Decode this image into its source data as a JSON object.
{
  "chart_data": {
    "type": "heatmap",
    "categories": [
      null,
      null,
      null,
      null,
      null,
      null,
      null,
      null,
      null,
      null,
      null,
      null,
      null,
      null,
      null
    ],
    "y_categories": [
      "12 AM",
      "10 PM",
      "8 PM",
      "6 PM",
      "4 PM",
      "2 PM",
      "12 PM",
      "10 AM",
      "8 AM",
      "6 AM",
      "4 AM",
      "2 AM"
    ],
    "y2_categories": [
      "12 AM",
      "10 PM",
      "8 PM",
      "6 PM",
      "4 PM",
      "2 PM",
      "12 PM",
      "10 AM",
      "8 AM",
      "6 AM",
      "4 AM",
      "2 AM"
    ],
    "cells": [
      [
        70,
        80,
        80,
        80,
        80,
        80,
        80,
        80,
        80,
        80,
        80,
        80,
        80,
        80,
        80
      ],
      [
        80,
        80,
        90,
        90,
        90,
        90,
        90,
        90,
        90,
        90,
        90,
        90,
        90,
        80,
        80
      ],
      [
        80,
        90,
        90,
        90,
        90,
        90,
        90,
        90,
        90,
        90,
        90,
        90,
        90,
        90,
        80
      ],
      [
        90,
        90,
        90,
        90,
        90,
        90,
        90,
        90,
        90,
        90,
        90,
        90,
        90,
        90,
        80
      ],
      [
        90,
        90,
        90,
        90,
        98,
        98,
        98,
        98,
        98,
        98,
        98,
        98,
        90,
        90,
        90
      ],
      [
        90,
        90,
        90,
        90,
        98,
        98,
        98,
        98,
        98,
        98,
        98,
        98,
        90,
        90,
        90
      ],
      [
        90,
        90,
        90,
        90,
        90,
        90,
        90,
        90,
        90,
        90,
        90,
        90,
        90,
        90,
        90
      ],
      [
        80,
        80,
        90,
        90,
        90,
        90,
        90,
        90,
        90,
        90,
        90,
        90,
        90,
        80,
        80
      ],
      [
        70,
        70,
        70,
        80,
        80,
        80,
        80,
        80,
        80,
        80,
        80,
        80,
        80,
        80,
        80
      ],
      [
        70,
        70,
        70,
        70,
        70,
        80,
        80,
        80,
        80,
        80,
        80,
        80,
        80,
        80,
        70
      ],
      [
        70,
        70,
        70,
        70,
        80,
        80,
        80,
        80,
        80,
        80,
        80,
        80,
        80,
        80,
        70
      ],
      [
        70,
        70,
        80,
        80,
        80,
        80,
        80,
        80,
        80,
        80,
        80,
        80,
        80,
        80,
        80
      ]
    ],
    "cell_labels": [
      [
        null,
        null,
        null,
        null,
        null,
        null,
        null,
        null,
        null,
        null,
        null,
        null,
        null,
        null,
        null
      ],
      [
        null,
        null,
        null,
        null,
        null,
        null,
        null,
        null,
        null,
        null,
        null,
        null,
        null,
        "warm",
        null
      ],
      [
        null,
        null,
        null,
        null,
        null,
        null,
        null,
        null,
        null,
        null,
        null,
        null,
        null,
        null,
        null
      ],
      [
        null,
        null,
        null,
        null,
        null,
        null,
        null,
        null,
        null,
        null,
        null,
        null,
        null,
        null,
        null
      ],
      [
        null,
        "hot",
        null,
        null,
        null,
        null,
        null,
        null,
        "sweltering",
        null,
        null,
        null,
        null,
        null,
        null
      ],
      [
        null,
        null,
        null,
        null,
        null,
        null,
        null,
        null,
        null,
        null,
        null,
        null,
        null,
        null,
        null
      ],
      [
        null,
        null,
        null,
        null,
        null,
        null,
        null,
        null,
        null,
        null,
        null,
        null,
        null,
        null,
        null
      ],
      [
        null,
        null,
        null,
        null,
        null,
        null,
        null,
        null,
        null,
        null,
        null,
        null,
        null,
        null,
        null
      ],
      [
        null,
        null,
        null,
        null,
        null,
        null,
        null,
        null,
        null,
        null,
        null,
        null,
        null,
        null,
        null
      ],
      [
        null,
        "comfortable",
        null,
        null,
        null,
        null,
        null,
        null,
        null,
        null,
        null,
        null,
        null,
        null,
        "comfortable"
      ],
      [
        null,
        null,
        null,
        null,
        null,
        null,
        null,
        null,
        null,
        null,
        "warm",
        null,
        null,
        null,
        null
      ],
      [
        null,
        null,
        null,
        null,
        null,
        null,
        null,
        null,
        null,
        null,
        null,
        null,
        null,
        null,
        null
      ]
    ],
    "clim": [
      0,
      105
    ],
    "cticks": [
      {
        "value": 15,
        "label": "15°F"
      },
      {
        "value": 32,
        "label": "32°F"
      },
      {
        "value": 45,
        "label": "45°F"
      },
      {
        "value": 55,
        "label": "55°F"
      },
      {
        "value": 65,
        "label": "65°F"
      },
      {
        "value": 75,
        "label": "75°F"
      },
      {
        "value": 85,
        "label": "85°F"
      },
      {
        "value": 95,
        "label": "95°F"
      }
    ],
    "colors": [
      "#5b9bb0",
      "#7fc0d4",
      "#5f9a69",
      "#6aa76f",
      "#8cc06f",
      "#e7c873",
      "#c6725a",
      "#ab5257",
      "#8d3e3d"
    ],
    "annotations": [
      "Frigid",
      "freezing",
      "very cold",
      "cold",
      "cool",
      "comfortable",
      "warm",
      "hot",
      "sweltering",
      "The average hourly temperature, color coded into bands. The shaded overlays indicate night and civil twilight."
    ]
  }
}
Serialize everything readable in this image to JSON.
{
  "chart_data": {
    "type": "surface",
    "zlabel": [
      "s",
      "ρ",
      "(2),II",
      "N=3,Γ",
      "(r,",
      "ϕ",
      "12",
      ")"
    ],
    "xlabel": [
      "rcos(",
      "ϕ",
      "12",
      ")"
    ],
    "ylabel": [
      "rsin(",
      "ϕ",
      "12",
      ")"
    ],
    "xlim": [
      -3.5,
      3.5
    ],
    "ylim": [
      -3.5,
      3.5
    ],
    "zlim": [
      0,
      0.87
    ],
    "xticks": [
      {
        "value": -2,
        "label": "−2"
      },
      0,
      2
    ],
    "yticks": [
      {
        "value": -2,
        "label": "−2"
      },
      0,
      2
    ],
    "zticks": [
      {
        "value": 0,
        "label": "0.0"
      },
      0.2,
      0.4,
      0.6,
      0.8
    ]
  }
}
# # # # # # #
§ **Job**
Go through the entries and return each line where the word "this" appears.

§ **Final answer**
Decode this image into its source data as a JSON object.
Serialize everything readable in this image to JSON.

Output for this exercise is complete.